Exactly reproduce the lines beginning with the line that includes "Convert this screenshot" and ending with the last line of the data.
━━━━━━━━━━━━━━━━
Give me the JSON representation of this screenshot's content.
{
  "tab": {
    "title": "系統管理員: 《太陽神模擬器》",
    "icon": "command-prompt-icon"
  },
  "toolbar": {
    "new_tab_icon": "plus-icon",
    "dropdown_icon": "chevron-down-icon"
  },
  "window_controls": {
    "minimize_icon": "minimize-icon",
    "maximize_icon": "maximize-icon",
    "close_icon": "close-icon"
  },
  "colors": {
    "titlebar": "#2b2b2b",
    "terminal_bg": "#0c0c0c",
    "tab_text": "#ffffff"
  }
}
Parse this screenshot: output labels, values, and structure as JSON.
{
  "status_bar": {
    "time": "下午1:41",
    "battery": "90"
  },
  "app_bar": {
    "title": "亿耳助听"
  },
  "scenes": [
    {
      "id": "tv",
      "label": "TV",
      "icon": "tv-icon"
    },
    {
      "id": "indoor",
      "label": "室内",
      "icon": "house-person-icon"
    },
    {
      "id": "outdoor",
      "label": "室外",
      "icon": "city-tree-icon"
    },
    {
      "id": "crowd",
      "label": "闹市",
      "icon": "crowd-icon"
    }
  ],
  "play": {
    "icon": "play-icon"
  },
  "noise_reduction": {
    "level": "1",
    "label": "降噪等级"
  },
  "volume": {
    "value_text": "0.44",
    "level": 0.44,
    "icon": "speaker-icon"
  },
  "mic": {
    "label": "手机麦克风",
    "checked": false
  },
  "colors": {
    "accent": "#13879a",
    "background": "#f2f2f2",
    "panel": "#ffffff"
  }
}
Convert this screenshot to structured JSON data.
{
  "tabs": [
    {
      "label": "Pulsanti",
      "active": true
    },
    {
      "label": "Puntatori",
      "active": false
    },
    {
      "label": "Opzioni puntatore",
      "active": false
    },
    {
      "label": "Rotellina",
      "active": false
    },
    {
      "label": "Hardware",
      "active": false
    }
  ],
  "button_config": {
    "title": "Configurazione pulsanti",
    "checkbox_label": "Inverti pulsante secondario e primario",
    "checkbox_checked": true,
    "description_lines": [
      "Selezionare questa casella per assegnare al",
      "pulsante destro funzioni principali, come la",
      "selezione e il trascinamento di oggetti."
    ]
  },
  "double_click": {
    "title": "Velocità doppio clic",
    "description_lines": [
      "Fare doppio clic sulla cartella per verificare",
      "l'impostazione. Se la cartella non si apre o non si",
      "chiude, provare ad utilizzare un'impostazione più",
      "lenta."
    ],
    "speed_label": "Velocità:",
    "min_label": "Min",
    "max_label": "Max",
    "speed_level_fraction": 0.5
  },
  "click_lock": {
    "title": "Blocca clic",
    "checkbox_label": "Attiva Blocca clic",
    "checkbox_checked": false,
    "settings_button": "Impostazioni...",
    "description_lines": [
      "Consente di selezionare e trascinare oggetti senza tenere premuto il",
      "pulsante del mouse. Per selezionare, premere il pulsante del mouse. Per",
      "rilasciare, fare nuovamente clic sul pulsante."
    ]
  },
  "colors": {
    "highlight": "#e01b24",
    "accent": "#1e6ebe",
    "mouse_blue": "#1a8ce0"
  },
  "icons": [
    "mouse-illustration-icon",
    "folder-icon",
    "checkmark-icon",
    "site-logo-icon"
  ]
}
━━━━━━━━━━━━━━━━
Full output:
Convert this screenshot to structured JSON data.
{
  "tabs": [
    {
      "label": "Pulsanti",
      "active": true
    },
    {
      "label": "Puntatori",
      "active": false
    },
    {
      "label": "Opzioni puntatore",
      "active": false
    },
    {
      "label": "Rotellina",
      "active": false
    },
    {
      "label": "Hardware",
      "active": false
    }
  ],
  "button_config": {
    "title": "Configurazione pulsanti",
    "checkbox_label": "Inverti pulsante secondario e primario",
    "checkbox_checked": true,
    "description_lines": [
      "Selezionare questa casella per assegnare al",
      "pulsante destro funzioni principali, come la",
      "selezione e il trascinamento di oggetti."
    ]
  },
  "double_click": {
    "title": "Velocità doppio clic",
    "description_lines": [
      "Fare doppio clic sulla cartella per verificare",
      "l'impostazione. Se la cartella non si apre o non si",
      "chiude, provare ad utilizzare un'impostazione più",
      "lenta."
    ],
    "speed_label": "Velocità:",
    "min_label": "Min",
    "max_label": "Max",
    "speed_level_fraction": 0.5
  },
  "click_lock": {
    "title": "Blocca clic",
    "checkbox_label": "Attiva Blocca clic",
    "checkbox_checked": false,
    "settings_button": "Impostazioni...",
    "description_lines": [
      "Consente di selezionare e trascinare oggetti senza tenere premuto il",
      "pulsante del mouse. Per selezionare, premere il pulsante del mouse. Per",
      "rilasciare, fare nuovamente clic sul pulsante."
    ]
  },
  "colors": {
    "highlight": "#e01b24",
    "accent": "#1e6ebe",
    "mouse_blue": "#1a8ce0"
  },
  "icons": [
    "mouse-illustration-icon",
    "folder-icon",
    "checkmark-icon",
    "site-logo-icon"
  ]
}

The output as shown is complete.